SUPPLIED MATERIAL:
◆ ◆ ◆ ◆
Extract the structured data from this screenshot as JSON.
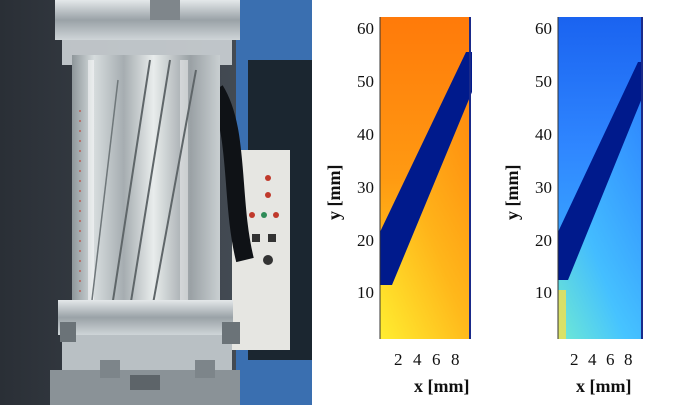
{
  "plots": [
    {
      "ylabel": "y [mm]",
      "xlabel": "x [mm]",
      "yticks": [
        "10",
        "20",
        "30",
        "40",
        "50",
        "60"
      ],
      "xticks": [
        "2",
        "4",
        "6",
        "8"
      ],
      "colors": {
        "bg": "#ff8c0a",
        "low": "#ffd21e",
        "band": "#001a8c"
      }
    },
    {
      "ylabel": "y [mm]",
      "xlabel": "x [mm]",
      "yticks": [
        "10",
        "20",
        "30",
        "40",
        "50",
        "60"
      ],
      "xticks": [
        "2",
        "4",
        "6",
        "8"
      ],
      "colors": {
        "bg": "#1e6cff",
        "low": "#5ad8ff",
        "band": "#001a8c"
      }
    }
  ]
}
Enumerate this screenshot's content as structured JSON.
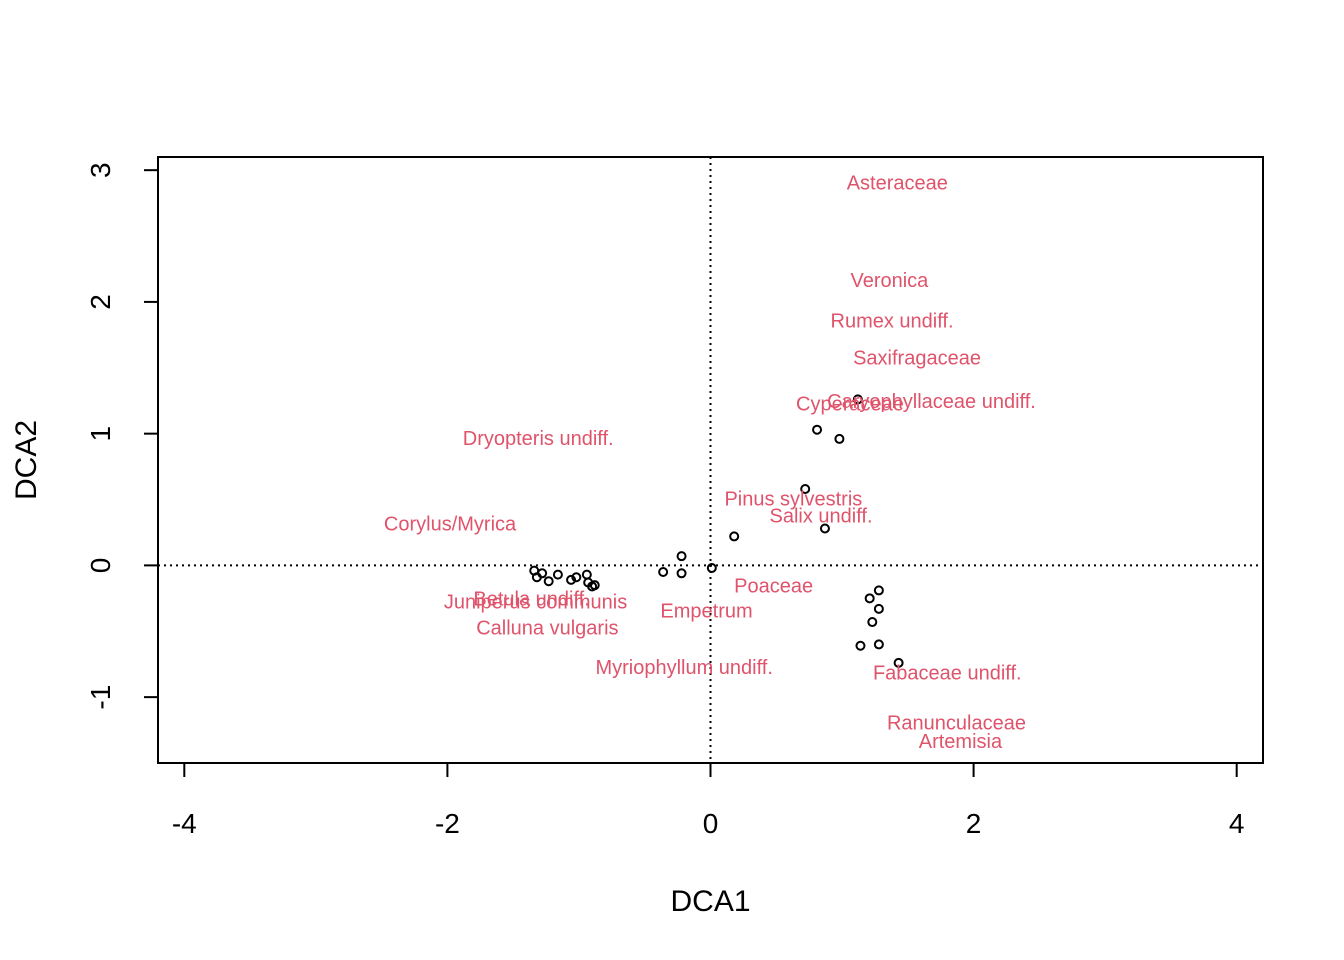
◆ ◆ ◆ ◆
WHAT IS BEING ASKED: Take the data above and repeat it exactly, leaving each picture out.

ANSWER FOR THIS EXERCISE:
Extract the structured data from this screenshot as JSON.
{
  "plots": [
    {
      "ylabel": "y [mm]",
      "xlabel": "x [mm]",
      "yticks": [
        "10",
        "20",
        "30",
        "40",
        "50",
        "60"
      ],
      "xticks": [
        "2",
        "4",
        "6",
        "8"
      ],
      "colors": {
        "bg": "#ff8c0a",
        "low": "#ffd21e",
        "band": "#001a8c"
      }
    },
    {
      "ylabel": "y [mm]",
      "xlabel": "x [mm]",
      "yticks": [
        "10",
        "20",
        "30",
        "40",
        "50",
        "60"
      ],
      "xticks": [
        "2",
        "4",
        "6",
        "8"
      ],
      "colors": {
        "bg": "#1e6cff",
        "low": "#5ad8ff",
        "band": "#001a8c"
      }
    }
  ]
}
Enumerate this screenshot's content as structured JSON.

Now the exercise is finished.